Let’s invoke runc create on our bundle:

runc --root /run/runc \
  create \
  --bundle ~acotten/mybundle \
  --pid-file ~acotten/init.pid \
  mycontainer

Now let’s query its state:

$ runc --root /run/runc state mycontainer
{
  "ociVersion": "1.1.0",
  "id": "mycontainer",
  "pid": 19374,
  "status": "created",
  "bundle": "/home/acotten/mybundle",
  "rootfs": "/home/acotten/mybundle/rootfs",
  "created": "2023-08-17T19:10:49.347132023Z"
}

One intriguing detail is that the container state already includes a process id (19374), although its status is created and not running. This is the first major difference with docker container create or its clones, which create a container from a specified image without starting it.

Now let’s check the running processes. Inside a WSL instance based on Ubuntu, the process tree looks like below:

$ ps axjf
 PPID   PID  PGID   SID ... COMMAND
    0     1     0     0 ... /init
    1 18594 18594 18594 ...  \_ /init
18594 18595 18595 18595 ...      \_ -zsh
18594 19374 19374 19374 ...      \_ runc init

This output includes a second intriguing but significant detail: the pid corresponds to a runc init process, which has nothing to do with our nginx bundle.

Start

Let’s see what happens to this process when we invoke runc start:

runc --root /run/runc start mycontainer

For a very brief instant, we can witness the container’s entrypoint command being executed with the same process id, then immediately disappear:

$ ps axjf
 PPID   PID  PGID   SID ... COMMAND
    0     1     0     0 ... /init
    1 18594 18594 18594 ...  \_ /init
18594 18595 18595 18595 ...      \_ -zsh
18594 19374 19374 19374 ...      \_ /bin/sh /docker-entrypoint.sh nginx -g daemon off

$ ps axjf
 PPID   PID  PGID   SID ... COMMAND
    0     1     0     0 ... /init
    1 18594 18594 18594 ...  \_ /init
18594 18595 18595 18595 ...      \_ -zsh
                                 #gone!

■ **Raw records**
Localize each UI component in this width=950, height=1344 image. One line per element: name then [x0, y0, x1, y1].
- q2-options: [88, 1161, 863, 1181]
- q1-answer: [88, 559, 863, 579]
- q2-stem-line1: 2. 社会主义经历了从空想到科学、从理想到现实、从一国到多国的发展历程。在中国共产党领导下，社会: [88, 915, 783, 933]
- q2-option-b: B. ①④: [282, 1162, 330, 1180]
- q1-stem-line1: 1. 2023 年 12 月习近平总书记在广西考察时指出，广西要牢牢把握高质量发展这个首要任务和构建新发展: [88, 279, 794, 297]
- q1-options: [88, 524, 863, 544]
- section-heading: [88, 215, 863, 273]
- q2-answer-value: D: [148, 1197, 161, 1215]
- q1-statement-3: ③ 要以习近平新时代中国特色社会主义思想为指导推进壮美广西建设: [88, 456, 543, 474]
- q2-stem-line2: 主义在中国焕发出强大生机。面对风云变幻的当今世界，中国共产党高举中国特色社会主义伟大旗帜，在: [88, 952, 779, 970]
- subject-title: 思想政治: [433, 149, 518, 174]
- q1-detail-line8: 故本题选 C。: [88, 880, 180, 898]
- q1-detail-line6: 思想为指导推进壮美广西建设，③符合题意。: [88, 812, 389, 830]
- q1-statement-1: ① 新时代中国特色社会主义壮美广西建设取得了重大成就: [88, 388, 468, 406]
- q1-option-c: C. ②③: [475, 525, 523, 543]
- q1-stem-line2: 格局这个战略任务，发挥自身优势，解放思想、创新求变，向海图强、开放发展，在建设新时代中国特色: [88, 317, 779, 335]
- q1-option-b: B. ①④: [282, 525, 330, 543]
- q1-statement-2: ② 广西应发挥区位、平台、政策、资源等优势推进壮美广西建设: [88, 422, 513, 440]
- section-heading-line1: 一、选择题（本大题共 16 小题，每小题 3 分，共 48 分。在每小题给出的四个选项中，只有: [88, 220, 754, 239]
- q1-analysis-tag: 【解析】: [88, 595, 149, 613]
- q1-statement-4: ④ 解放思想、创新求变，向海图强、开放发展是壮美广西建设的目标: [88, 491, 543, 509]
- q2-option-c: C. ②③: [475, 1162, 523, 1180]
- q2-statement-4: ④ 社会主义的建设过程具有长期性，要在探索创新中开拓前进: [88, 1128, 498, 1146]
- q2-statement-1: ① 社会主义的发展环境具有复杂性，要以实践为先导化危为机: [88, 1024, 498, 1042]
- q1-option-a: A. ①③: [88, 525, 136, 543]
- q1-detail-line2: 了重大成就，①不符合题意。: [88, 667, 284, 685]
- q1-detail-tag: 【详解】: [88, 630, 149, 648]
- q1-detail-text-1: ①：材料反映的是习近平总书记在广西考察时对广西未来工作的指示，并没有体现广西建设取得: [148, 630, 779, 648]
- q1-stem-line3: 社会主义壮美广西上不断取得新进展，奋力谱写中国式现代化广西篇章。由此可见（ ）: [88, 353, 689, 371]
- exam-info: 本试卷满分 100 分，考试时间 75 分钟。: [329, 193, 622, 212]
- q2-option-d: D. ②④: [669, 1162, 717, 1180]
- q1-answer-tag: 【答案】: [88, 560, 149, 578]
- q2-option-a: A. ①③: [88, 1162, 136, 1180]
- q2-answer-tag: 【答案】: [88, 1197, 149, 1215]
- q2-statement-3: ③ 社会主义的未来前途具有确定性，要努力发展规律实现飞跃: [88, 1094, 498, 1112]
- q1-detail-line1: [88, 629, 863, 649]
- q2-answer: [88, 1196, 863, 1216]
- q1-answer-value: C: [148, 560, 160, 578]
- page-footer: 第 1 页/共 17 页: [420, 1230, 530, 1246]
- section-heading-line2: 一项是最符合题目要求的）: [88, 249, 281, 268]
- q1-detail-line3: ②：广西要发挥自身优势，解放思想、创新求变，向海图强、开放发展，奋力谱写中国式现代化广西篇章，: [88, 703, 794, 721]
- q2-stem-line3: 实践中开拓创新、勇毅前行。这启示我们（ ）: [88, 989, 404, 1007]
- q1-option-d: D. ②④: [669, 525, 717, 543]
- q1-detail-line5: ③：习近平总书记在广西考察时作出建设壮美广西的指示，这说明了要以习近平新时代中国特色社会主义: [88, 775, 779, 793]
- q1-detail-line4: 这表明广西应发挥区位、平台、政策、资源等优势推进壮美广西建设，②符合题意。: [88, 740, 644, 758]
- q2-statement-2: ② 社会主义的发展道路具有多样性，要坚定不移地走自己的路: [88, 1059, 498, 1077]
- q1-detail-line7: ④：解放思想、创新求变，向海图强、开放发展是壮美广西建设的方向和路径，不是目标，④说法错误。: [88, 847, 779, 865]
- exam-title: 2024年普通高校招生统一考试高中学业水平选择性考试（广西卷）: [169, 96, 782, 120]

■ **Work to do**
(A) List every key in the JSON object that the runc walkthrough shows as the output of the state query.
(B) Write the next part of the runc walkthrough, picking up after its final process listing.

■ **Answer set**
(A) ociVersion, id, pid, status, bundle, rootfs, created

(B)
Let’s query its state one more time:

$ runc --root /run/runc state mycontainer
{
  "ociVersion": "1.1.0",
  "id": "mycontainer",
  "pid": 0,
  "status": "stopped",
  "bundle": "/home/acotten/mybundle",
  "rootfs": "/home/acotten/mybundle/rootfs",
  "created": "2023-08-17T19:10:49.347132023Z"
}

The container now has the stopped status and its process id is no longer being returned.

Run

Before we dive a little further, let’s try to explain the behaviour we just observed. For this, we will be using one of runc’s higher level commands: runc run. This command doesn’t directly map to any of the OCI runtime operations previously enumerated, but can be roughly described as a create + start, with subtle differences.

First, we must delete the terminated container:

runc --root /run/runc delete mycontainer

Then invoke runc run the same way we invoked runc create earlier:

runc --root /run/runc \
  run \
  --bundle ~acotten/mybundle \
  --pid-file ~acotten/init.pid \
  mycontainer

This time around, the command doesn’t return. Instead, the standard output of the container’s init process (nginx) is being printed to the standard output of our terminal:

/docker-entrypoint.sh: Configuration complete; ready for start up
2023/08/17 19:12:34 [notice] 1#1: using the "epoll" event method
2023/08/17 19:12:34 [notice] 1#1: nginx/1.25.1
2023/08/17 19:12:34 [notice] 1#1: built by gcc 12.2.1 20220924 (Alpine 12.2.1)
2023/08/17 19:12:34 [notice] 1#1: OS: Linux 5.15.90.1-microsoft-standard-WSL2
2023/08/17 19:12:34 [notice] 1#1: getrlimit(RLIMIT_NOFILE): 1024:1024
2023/08/17 19:12:34 [notice] 1#1: start worker processes

In a separate terminal window, let’s inspect the state of the container, as well as the process tree:

$ runc --root /run/runc state mycontainer
{
  "ociVersion": "1.1.0",
  "id": "mycontainer",
  "pid": 24977,
  "status": "running",
  "bundle": "/home/acotten/mybundle",
  "rootfs": "/home/acotten/mybundle/rootfs",
  "created": "2023-08-17T19:12:34.054132023Z"
}

The process id reported by runc state is now shown with the running status.

$ ps axjf
 PPID   PID  PGID   SID ... COMMAND
   1     0     0 ... /init
20434 20434 20434 ...  \_ /init
20435 20435 20435 ...  \_ -zsh
24963 24963 20435 ...      \_ runc --root /run/runc run --bundle /home/ac...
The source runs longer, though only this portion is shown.